### Instructions to follow:
List all the lines in these records that hold "dSTEC".

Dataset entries
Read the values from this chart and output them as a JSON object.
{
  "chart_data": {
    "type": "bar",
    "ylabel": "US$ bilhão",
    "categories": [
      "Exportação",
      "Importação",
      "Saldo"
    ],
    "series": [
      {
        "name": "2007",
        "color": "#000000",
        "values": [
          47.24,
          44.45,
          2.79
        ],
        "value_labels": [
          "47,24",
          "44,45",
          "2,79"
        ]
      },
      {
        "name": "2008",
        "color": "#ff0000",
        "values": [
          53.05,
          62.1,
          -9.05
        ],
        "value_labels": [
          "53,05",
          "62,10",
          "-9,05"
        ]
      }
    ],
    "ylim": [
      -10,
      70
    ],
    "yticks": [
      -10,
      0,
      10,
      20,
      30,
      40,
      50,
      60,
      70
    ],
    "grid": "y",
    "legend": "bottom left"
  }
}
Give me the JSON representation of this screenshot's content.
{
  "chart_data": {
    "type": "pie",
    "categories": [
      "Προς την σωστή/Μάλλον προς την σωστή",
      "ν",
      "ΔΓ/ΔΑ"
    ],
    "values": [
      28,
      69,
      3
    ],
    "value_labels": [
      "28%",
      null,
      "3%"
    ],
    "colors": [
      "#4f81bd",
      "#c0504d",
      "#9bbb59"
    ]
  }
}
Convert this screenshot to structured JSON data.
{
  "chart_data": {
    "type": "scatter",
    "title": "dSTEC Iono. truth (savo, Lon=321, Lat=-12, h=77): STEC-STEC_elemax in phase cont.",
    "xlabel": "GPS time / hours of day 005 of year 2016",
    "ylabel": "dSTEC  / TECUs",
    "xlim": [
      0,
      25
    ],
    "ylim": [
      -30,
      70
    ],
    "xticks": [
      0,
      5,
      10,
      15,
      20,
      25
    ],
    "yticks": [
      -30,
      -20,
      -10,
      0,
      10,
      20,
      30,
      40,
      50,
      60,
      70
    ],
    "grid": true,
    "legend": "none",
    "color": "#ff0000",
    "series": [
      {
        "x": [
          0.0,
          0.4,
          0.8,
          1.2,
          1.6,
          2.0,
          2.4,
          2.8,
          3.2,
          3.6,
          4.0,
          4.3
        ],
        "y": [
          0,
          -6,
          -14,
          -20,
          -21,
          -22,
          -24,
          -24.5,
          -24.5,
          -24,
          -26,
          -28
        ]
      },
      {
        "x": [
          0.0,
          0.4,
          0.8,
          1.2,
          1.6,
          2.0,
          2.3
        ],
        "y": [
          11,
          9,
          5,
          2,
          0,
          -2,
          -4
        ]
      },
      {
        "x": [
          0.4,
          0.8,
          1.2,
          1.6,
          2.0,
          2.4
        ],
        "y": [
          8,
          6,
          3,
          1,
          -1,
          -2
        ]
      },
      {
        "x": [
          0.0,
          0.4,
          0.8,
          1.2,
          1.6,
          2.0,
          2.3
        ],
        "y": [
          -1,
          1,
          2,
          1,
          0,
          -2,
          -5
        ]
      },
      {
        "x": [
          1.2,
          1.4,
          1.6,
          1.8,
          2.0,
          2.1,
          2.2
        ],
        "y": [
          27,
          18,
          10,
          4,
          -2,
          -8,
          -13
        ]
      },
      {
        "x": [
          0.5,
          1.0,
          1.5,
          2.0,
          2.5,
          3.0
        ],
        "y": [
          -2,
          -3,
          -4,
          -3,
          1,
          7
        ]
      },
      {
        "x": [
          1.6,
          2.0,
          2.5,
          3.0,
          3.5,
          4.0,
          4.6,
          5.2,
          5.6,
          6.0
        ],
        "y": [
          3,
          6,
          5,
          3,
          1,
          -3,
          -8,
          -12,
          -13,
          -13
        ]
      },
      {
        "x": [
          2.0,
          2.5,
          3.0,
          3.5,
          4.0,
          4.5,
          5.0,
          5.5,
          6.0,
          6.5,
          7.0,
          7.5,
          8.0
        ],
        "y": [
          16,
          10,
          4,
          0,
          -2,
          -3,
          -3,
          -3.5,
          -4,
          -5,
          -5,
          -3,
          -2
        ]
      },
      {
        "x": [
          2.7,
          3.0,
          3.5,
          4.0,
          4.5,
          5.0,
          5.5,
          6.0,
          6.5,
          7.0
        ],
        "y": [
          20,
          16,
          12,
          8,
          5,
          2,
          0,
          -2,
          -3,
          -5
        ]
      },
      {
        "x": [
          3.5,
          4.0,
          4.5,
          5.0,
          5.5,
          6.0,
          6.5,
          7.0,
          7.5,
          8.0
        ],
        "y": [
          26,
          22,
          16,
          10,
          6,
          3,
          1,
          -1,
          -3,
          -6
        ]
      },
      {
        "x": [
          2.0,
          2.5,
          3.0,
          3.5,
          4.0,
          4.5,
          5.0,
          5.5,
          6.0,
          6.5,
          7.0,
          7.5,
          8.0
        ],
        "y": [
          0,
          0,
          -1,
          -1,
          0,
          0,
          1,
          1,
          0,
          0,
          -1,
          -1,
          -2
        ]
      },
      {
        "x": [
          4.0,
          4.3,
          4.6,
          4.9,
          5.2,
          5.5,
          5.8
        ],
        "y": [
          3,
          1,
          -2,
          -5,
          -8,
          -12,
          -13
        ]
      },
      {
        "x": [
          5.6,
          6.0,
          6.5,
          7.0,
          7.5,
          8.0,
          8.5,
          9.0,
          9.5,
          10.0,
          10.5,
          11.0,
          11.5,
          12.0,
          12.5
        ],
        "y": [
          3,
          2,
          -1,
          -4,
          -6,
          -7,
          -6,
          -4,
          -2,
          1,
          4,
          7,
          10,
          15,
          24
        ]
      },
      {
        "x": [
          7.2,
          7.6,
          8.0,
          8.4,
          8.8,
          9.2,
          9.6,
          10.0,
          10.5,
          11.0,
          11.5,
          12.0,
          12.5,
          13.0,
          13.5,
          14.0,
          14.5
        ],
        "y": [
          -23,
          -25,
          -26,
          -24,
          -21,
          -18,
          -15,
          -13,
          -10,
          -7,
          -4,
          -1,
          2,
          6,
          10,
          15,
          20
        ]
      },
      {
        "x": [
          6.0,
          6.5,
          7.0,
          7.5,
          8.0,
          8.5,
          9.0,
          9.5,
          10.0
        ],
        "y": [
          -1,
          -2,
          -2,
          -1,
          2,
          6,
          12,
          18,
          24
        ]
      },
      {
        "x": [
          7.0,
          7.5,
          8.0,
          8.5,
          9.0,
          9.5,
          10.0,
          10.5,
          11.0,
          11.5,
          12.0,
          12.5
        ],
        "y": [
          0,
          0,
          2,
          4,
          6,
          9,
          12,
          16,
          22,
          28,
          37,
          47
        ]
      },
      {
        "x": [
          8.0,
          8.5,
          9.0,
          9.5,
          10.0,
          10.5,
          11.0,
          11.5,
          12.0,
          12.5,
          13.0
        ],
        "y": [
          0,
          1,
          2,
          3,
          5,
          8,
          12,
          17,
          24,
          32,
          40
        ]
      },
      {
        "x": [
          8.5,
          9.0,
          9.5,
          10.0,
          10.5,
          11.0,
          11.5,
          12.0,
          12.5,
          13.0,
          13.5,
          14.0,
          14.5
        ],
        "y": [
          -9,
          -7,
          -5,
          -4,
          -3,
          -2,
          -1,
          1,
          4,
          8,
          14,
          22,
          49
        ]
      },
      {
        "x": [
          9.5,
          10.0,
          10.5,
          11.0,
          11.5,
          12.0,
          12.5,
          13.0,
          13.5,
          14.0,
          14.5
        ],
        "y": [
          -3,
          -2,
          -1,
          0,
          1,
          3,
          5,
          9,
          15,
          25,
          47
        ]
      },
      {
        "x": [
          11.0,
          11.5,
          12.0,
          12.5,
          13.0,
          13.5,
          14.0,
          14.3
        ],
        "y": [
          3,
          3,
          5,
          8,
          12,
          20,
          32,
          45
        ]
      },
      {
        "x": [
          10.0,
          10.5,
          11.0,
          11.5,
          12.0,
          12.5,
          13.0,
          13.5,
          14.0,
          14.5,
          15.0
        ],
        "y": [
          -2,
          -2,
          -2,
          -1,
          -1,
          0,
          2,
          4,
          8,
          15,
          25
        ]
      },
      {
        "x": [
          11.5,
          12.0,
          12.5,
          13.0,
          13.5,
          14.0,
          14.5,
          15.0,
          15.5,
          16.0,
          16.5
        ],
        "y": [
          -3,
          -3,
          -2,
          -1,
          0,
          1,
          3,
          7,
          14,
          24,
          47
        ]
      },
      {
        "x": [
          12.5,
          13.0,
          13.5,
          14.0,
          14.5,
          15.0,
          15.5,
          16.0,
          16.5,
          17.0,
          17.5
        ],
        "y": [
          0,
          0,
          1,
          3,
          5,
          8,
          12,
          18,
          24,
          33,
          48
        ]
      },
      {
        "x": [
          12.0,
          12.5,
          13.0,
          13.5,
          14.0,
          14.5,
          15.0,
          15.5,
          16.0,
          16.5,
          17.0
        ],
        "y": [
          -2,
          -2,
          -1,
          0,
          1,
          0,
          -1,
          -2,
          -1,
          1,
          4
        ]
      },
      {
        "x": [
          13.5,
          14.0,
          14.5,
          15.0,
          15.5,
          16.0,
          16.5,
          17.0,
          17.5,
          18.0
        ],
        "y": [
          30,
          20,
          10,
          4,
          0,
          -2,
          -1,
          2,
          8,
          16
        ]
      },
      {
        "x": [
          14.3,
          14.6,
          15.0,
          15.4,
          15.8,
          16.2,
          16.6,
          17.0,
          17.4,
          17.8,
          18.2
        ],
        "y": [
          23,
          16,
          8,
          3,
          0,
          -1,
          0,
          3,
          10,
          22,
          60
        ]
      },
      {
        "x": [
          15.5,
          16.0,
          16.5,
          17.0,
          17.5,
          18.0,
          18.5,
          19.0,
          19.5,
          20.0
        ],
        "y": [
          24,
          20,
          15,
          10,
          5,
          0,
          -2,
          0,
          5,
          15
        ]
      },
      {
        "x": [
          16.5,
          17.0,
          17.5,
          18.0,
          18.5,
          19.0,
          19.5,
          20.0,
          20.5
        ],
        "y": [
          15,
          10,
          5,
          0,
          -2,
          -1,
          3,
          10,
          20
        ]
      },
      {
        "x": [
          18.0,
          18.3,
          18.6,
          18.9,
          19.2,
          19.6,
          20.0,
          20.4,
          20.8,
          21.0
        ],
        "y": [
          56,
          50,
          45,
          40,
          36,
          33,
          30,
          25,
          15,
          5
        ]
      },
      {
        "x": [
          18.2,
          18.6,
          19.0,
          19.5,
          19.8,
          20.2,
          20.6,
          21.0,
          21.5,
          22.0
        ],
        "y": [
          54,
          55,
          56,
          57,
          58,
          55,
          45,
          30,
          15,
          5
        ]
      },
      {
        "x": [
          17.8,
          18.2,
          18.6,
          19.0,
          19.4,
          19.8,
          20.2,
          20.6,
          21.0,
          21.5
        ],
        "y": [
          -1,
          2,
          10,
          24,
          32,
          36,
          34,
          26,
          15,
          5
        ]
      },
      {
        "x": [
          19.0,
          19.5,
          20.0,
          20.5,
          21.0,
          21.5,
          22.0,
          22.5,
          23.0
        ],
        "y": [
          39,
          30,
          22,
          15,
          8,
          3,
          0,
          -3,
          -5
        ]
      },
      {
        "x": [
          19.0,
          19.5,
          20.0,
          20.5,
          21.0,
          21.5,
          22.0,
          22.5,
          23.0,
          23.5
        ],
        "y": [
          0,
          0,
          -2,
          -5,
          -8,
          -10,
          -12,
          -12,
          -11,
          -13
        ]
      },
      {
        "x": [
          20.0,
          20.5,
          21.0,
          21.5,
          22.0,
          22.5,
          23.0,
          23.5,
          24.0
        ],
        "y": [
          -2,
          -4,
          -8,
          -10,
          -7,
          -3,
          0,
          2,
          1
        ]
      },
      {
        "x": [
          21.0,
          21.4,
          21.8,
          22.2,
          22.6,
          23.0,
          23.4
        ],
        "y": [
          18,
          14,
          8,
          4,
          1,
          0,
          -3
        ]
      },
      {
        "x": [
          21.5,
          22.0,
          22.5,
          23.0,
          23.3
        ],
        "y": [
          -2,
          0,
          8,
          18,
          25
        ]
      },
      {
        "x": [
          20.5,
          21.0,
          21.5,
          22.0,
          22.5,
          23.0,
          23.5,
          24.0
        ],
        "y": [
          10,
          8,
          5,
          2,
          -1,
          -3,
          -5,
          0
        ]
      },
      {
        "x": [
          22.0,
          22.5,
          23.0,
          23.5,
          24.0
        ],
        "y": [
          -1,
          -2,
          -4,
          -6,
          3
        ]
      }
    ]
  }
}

### Answer to the task:
    "title": "dSTEC Iono. truth (savo, Lon=321, Lat=-12, h=77): STEC-STEC_elemax in phase cont.",
    "ylabel": "dSTEC  / TECUs",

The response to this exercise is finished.